EXERCISE | All lines below must be repeated exactly, with the pictures omitted.

[Data entries]

- - -

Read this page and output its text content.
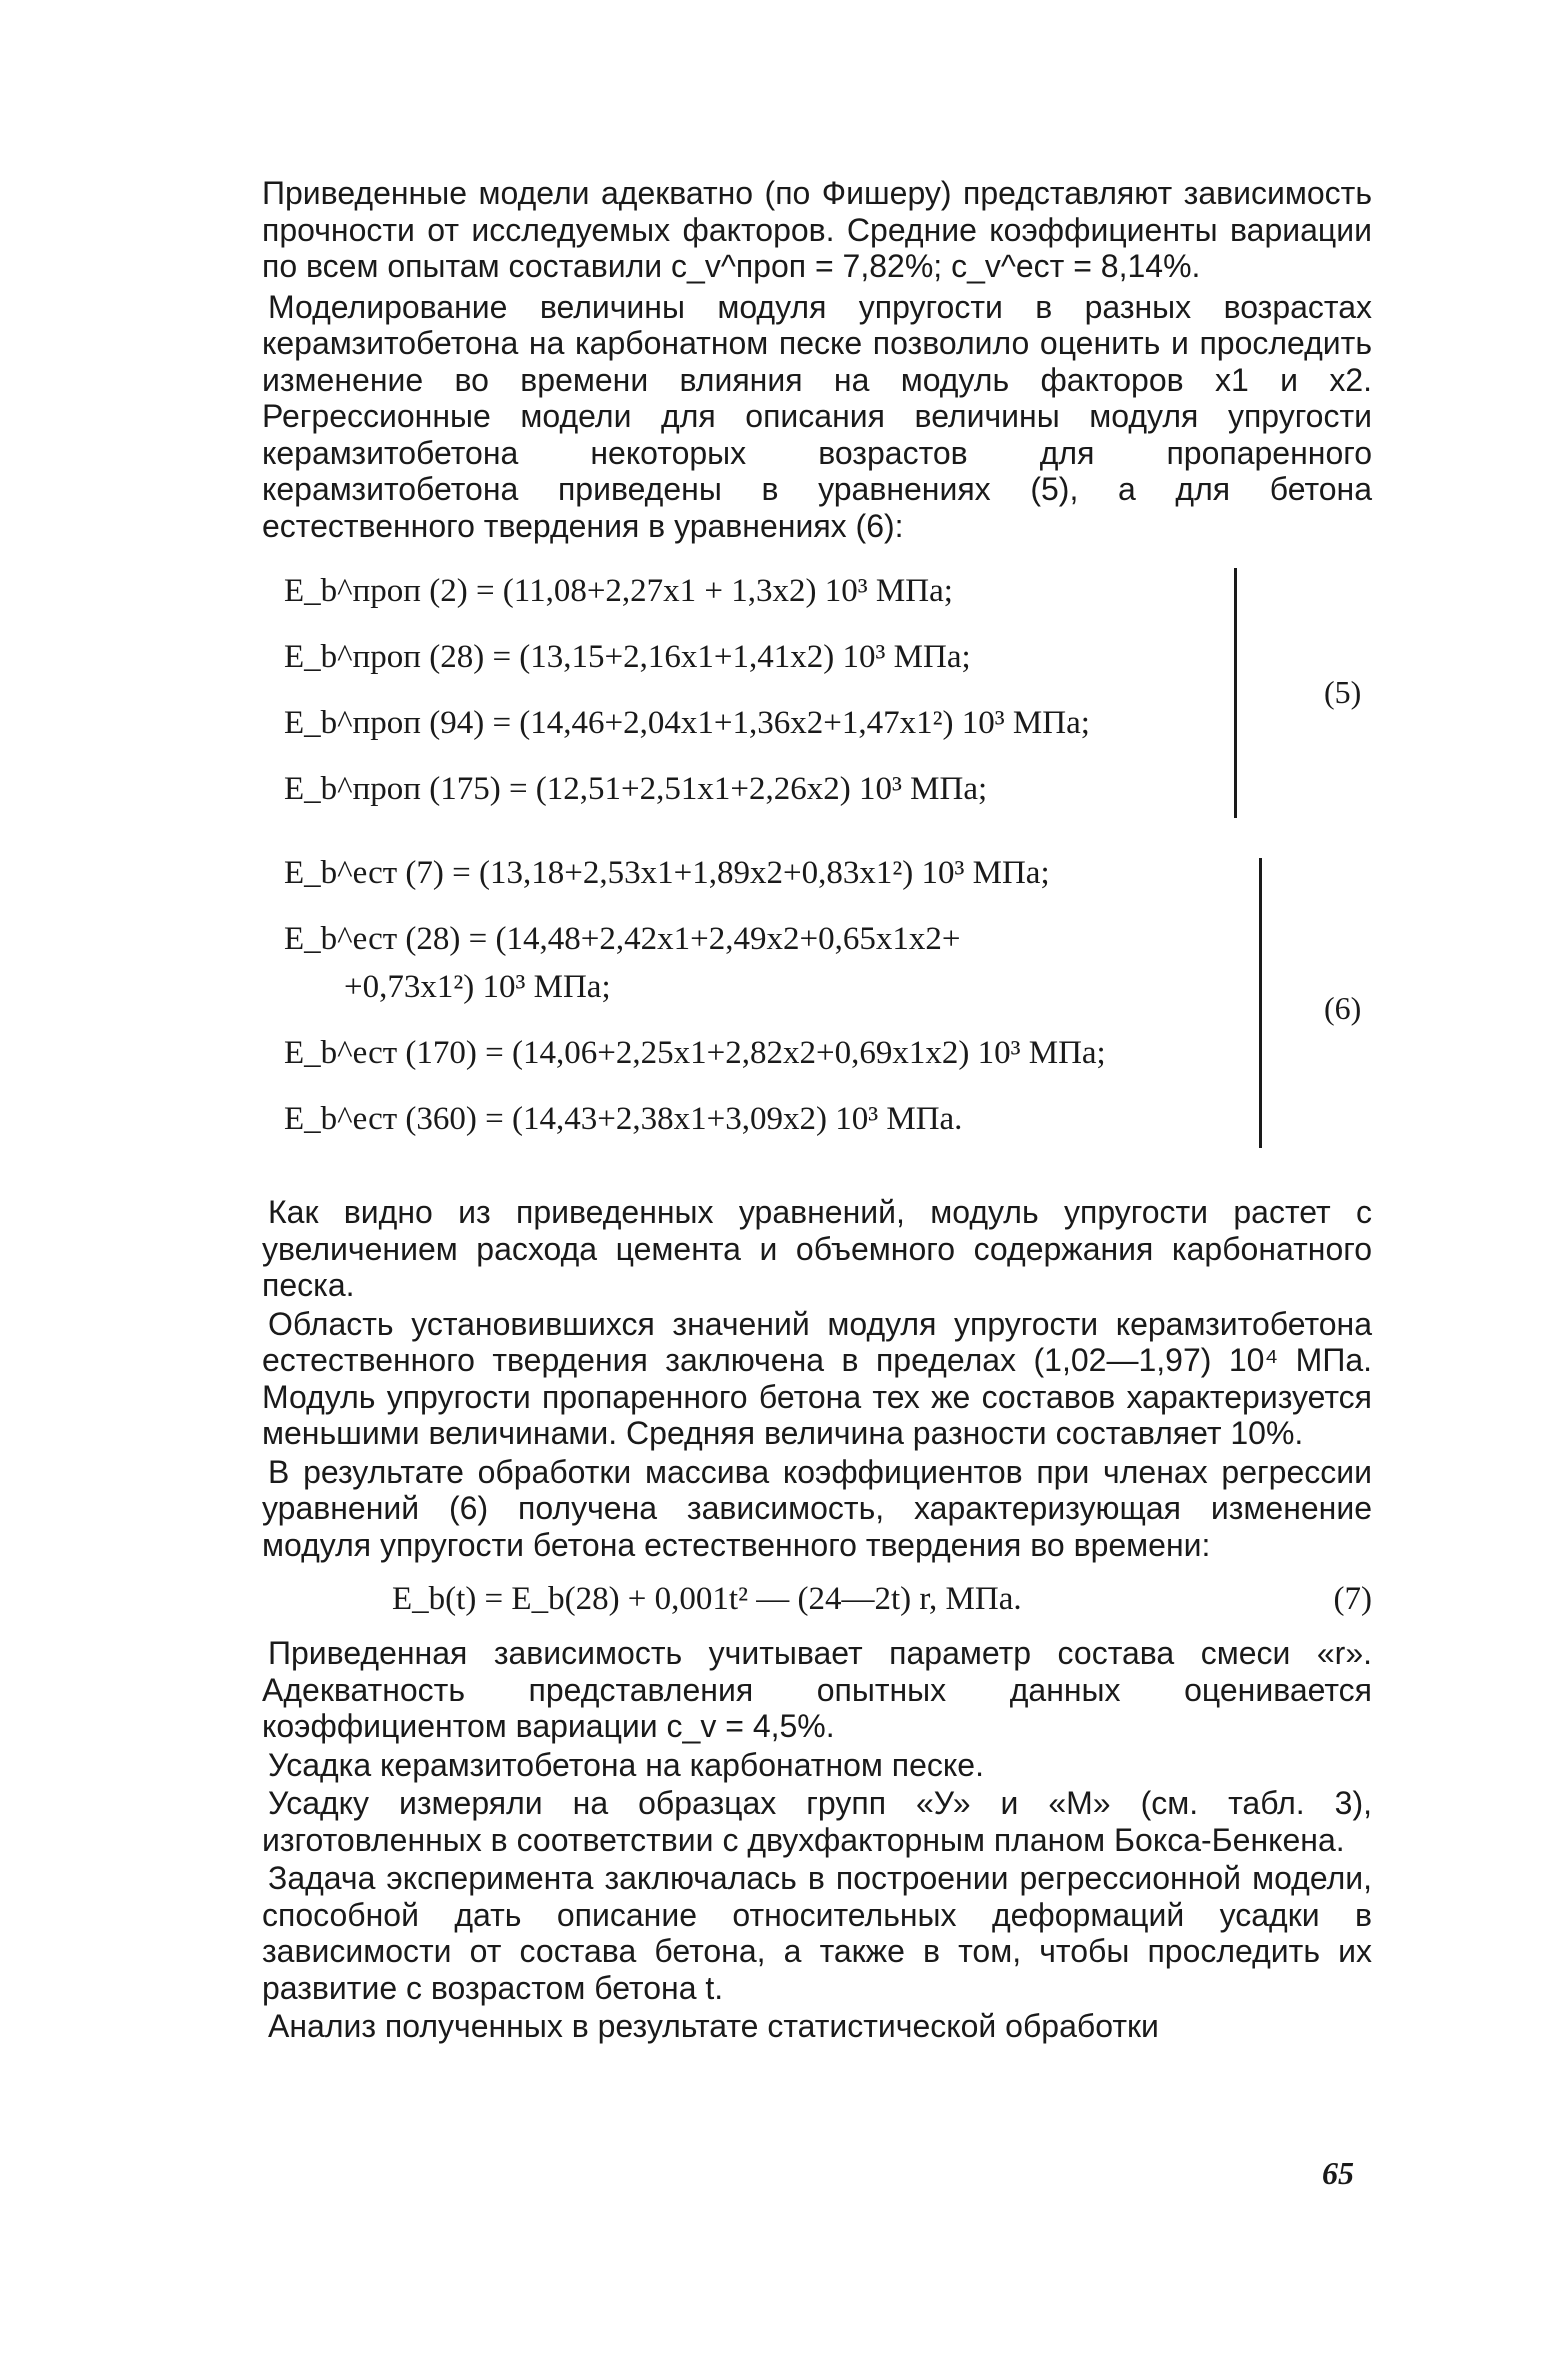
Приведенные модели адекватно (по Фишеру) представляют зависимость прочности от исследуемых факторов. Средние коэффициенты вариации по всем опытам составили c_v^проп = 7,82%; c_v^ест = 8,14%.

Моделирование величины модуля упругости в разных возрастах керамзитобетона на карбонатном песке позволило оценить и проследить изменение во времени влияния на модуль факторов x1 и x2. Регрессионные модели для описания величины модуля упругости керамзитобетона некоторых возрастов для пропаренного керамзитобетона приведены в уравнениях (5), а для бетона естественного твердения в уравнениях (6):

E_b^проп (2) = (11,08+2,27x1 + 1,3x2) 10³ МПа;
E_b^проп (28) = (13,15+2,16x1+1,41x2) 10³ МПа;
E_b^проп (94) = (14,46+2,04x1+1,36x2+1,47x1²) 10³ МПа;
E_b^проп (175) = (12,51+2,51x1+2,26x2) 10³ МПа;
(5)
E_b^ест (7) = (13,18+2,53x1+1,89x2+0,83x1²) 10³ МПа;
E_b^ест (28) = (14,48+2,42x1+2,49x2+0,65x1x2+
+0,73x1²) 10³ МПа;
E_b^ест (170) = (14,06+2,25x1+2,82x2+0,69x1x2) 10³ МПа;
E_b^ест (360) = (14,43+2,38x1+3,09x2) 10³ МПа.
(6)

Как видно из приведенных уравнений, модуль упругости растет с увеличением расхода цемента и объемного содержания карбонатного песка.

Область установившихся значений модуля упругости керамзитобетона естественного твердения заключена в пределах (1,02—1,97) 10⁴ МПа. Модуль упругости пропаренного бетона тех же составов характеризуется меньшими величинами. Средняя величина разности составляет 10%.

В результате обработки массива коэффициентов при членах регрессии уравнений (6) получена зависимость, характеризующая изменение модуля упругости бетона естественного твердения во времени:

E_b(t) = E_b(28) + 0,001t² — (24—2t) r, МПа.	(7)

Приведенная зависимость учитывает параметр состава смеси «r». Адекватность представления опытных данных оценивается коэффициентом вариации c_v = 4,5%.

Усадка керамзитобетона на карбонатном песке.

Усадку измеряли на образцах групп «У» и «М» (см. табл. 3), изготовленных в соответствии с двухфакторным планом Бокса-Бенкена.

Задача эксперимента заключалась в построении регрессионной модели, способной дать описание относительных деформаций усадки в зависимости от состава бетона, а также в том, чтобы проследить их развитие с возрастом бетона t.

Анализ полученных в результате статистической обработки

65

- - -

COMPLETE ANSWER |
Read this page and output its text content.
Приведенные модели адекватно (по Фишеру) представляют зависимость прочности от исследуемых факторов. Средние коэффициенты вариации по всем опытам составили c_v^проп = 7,82%; c_v^ест = 8,14%.

Моделирование величины модуля упругости в разных возрастах керамзитобетона на карбонатном песке позволило оценить и проследить изменение во времени влияния на модуль факторов x1 и x2. Регрессионные модели для описания величины модуля упругости керамзитобетона некоторых возрастов для пропаренного керамзитобетона приведены в уравнениях (5), а для бетона естественного твердения в уравнениях (6):

E_b^проп (2) = (11,08+2,27x1 + 1,3x2) 10³ МПа;
E_b^проп (28) = (13,15+2,16x1+1,41x2) 10³ МПа;
E_b^проп (94) = (14,46+2,04x1+1,36x2+1,47x1²) 10³ МПа;
E_b^проп (175) = (12,51+2,51x1+2,26x2) 10³ МПа;
(5)
E_b^ест (7) = (13,18+2,53x1+1,89x2+0,83x1²) 10³ МПа;
E_b^ест (28) = (14,48+2,42x1+2,49x2+0,65x1x2+
+0,73x1²) 10³ МПа;
E_b^ест (170) = (14,06+2,25x1+2,82x2+0,69x1x2) 10³ МПа;
E_b^ест (360) = (14,43+2,38x1+3,09x2) 10³ МПа.
(6)

Как видно из приведенных уравнений, модуль упругости растет с увеличением расхода цемента и объемного содержания карбонатного песка.

Область установившихся значений модуля упругости керамзитобетона естественного твердения заключена в пределах (1,02—1,97) 10⁴ МПа. Модуль упругости пропаренного бетона тех же составов характеризуется меньшими величинами. Средняя величина разности составляет 10%.

В результате обработки массива коэффициентов при членах регрессии уравнений (6) получена зависимость, характеризующая изменение модуля упругости бетона естественного твердения во времени:

E_b(t) = E_b(28) + 0,001t² — (24—2t) r, МПа.	(7)

Приведенная зависимость учитывает параметр состава смеси «r». Адекватность представления опытных данных оценивается коэффициентом вариации c_v = 4,5%.

Усадка керамзитобетона на карбонатном песке.

Усадку измеряли на образцах групп «У» и «М» (см. табл. 3), изготовленных в соответствии с двухфакторным планом Бокса-Бенкена.

Задача эксперимента заключалась в построении регрессионной модели, способной дать описание относительных деформаций усадки в зависимости от состава бетона, а также в том, чтобы проследить их развитие с возрастом бетона t.

Анализ полученных в результате статистической обработки

65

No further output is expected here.